Given request:
Scan the records for the word "contacts". Copy each line that includes it.

(Records from a data source)
══════════

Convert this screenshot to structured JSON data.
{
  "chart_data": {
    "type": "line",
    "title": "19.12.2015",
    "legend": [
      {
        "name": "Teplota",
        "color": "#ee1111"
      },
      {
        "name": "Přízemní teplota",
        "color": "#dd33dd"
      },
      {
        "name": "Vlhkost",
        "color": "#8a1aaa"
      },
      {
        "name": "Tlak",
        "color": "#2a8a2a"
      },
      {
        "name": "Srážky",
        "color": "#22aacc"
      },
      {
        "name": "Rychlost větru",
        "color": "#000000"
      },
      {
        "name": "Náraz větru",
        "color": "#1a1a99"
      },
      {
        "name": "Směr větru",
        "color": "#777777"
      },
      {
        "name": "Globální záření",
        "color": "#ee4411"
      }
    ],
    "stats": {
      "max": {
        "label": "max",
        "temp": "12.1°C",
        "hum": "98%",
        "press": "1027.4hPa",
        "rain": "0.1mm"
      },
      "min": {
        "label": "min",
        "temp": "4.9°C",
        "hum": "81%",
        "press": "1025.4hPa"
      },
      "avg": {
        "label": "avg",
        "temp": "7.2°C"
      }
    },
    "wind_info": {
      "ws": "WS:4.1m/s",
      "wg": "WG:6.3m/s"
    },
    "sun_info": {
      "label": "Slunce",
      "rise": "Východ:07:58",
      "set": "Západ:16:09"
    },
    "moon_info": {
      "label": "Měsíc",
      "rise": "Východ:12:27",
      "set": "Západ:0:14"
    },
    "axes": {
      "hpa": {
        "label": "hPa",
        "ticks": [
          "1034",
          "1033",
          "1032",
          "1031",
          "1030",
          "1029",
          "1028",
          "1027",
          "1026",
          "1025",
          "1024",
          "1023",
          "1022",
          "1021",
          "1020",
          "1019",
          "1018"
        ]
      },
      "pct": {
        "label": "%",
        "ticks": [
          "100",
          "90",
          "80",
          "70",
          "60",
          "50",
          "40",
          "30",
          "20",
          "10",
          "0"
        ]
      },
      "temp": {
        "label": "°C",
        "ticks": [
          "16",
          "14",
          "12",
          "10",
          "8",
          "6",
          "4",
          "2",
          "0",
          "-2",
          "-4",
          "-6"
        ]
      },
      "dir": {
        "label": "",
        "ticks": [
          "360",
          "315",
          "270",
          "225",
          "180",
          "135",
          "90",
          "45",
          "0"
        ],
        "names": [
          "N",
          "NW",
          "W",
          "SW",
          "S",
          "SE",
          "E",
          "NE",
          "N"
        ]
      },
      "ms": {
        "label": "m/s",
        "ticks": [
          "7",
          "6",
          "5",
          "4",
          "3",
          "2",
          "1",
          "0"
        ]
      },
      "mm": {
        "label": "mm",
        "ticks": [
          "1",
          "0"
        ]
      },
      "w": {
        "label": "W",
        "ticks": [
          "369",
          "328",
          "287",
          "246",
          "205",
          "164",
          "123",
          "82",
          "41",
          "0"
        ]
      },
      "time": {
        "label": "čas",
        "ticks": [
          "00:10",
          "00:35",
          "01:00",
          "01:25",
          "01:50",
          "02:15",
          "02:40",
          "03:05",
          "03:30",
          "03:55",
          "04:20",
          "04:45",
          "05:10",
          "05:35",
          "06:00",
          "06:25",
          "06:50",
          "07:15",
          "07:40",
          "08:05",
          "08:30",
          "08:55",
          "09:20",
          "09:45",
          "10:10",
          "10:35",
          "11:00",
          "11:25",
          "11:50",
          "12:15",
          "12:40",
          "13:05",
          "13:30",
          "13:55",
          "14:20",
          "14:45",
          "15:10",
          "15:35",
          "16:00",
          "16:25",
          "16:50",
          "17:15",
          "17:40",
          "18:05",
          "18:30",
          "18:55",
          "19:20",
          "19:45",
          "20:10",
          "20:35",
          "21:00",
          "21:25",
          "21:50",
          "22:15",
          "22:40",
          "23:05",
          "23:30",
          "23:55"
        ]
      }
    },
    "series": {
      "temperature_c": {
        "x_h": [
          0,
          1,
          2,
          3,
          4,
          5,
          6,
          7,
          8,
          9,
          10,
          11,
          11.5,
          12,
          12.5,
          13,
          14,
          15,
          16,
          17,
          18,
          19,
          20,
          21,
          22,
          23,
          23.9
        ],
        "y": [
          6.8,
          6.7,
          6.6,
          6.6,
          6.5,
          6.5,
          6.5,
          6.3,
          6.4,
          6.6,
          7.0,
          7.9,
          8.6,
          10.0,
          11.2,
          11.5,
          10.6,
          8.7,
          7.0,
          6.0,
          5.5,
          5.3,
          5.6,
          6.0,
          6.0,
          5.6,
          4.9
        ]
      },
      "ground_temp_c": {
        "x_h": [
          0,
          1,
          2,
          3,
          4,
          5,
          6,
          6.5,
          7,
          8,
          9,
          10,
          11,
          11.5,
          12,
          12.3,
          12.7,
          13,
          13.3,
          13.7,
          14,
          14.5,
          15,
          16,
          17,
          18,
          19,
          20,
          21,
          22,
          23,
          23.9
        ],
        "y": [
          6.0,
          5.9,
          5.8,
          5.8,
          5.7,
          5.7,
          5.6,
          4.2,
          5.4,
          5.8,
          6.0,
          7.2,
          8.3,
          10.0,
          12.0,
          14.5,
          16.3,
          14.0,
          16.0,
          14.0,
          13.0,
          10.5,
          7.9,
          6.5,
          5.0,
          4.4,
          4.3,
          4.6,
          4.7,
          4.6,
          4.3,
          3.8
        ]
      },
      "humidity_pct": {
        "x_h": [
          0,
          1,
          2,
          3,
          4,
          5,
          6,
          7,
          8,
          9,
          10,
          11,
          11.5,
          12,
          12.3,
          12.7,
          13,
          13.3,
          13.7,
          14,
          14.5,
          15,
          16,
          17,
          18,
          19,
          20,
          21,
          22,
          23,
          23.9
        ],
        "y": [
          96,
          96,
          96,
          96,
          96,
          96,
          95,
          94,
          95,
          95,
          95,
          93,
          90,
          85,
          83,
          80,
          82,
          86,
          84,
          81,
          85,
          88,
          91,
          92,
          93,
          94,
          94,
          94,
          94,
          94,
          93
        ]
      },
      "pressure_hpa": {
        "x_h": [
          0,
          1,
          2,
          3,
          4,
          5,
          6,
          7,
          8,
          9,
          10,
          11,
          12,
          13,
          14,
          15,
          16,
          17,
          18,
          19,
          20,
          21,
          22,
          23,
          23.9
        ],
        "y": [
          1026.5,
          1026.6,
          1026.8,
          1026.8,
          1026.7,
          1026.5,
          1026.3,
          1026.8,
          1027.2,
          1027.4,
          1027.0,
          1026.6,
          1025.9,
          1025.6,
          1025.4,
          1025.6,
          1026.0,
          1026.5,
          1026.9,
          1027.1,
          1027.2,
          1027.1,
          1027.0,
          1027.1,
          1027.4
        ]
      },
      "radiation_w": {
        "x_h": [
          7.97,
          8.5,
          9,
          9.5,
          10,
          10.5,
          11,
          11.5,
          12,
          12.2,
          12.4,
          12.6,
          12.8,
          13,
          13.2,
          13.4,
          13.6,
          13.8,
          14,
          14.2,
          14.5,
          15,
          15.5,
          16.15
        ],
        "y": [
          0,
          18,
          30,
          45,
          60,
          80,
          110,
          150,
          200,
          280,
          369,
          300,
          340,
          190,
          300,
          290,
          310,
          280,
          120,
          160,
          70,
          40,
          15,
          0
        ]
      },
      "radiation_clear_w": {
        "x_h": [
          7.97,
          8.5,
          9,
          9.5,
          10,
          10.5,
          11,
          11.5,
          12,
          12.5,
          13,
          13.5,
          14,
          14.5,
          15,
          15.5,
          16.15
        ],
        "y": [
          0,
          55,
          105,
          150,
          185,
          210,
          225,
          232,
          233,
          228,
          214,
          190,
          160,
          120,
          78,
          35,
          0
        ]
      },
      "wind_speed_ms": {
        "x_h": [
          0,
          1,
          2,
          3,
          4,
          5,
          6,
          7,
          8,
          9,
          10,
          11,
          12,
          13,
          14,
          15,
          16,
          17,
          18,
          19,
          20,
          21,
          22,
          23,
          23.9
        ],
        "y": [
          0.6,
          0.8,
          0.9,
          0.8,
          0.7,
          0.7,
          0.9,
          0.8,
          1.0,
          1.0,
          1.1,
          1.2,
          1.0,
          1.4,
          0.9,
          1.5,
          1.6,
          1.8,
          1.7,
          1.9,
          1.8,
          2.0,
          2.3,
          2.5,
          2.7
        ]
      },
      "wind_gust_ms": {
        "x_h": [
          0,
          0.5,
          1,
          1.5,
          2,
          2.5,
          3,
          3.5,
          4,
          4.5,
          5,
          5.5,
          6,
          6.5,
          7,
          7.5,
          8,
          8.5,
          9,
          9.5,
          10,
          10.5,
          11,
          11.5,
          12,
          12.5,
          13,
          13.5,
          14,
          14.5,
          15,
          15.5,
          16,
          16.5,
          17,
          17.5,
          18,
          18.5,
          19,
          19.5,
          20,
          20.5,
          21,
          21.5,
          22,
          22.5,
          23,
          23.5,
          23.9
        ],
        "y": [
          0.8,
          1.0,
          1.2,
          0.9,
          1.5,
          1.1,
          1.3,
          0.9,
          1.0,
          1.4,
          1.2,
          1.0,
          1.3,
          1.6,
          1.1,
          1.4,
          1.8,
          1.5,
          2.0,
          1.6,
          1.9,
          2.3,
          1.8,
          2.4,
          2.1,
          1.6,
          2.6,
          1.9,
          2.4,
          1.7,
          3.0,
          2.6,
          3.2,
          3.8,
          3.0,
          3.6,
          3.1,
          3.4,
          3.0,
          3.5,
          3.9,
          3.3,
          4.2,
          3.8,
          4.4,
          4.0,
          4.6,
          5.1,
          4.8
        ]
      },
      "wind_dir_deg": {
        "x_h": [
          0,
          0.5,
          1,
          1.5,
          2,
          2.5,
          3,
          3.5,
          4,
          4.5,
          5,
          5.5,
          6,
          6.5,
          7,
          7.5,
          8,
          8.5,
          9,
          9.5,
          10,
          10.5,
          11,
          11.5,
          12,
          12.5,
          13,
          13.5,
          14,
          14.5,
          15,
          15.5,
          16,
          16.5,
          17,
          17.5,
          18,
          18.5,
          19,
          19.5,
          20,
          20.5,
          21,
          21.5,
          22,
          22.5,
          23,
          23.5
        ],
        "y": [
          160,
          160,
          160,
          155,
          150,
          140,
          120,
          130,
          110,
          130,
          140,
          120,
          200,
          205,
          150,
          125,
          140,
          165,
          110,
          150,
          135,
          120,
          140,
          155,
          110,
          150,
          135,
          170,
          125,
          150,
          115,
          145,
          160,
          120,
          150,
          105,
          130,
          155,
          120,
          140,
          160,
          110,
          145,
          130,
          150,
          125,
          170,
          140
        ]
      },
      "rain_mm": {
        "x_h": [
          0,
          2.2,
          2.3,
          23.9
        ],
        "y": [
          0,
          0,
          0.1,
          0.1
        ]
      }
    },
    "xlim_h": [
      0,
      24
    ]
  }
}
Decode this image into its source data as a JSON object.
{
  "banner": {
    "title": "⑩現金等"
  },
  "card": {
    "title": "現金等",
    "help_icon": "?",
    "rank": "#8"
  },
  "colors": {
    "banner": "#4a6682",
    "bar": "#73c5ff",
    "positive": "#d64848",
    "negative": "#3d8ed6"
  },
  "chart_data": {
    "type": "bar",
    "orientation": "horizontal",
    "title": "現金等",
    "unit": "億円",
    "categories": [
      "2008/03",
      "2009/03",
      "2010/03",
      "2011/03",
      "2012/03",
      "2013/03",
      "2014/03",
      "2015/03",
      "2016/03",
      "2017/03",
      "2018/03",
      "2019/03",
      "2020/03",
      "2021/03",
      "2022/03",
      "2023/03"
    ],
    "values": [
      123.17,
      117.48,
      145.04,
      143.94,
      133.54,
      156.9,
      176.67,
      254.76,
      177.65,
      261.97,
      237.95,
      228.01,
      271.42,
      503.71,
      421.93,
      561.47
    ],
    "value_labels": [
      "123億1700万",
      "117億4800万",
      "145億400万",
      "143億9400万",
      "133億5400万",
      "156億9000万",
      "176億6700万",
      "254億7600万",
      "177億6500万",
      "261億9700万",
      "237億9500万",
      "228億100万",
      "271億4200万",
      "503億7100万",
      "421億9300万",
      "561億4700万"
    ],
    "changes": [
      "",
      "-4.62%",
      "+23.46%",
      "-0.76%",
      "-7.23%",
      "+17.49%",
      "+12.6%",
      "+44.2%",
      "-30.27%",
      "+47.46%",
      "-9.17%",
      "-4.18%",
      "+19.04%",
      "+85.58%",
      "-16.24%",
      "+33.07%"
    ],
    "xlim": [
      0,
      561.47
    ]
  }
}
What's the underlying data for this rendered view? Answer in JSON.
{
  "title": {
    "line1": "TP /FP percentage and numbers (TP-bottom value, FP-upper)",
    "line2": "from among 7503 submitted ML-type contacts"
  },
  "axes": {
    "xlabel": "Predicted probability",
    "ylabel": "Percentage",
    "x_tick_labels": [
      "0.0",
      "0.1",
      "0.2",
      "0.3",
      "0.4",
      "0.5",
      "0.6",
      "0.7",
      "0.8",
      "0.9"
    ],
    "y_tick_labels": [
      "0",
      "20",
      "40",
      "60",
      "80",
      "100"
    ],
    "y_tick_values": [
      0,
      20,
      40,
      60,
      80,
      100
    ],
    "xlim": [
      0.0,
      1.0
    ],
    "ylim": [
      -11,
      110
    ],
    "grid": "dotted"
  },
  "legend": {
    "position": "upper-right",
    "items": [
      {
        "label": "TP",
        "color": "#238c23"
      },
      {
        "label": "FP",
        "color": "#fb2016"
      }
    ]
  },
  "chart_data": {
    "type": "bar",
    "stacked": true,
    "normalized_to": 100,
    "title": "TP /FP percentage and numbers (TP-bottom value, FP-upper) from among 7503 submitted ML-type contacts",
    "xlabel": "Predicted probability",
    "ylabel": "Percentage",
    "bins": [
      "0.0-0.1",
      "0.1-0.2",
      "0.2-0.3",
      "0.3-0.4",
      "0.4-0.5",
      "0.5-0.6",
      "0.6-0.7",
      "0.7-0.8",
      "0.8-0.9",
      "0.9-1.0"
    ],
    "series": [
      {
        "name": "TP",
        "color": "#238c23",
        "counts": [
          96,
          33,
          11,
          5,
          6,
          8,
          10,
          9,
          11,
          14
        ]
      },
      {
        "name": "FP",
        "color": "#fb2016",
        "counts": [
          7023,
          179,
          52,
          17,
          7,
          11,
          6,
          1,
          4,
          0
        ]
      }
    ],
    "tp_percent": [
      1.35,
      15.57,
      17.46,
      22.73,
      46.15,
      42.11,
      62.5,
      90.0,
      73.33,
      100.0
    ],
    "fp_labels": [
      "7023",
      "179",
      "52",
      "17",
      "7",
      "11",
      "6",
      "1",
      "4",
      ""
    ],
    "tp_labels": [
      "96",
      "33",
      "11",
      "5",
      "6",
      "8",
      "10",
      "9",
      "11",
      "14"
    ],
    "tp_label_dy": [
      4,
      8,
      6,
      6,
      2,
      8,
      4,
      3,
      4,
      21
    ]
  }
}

══════════

Output of the task:
    "line2": "from among 7503 submitted ML-type contacts"
    "title": "TP /FP percentage and numbers (TP-bottom value, FP-upper) from among 7503 submitted ML-type contacts",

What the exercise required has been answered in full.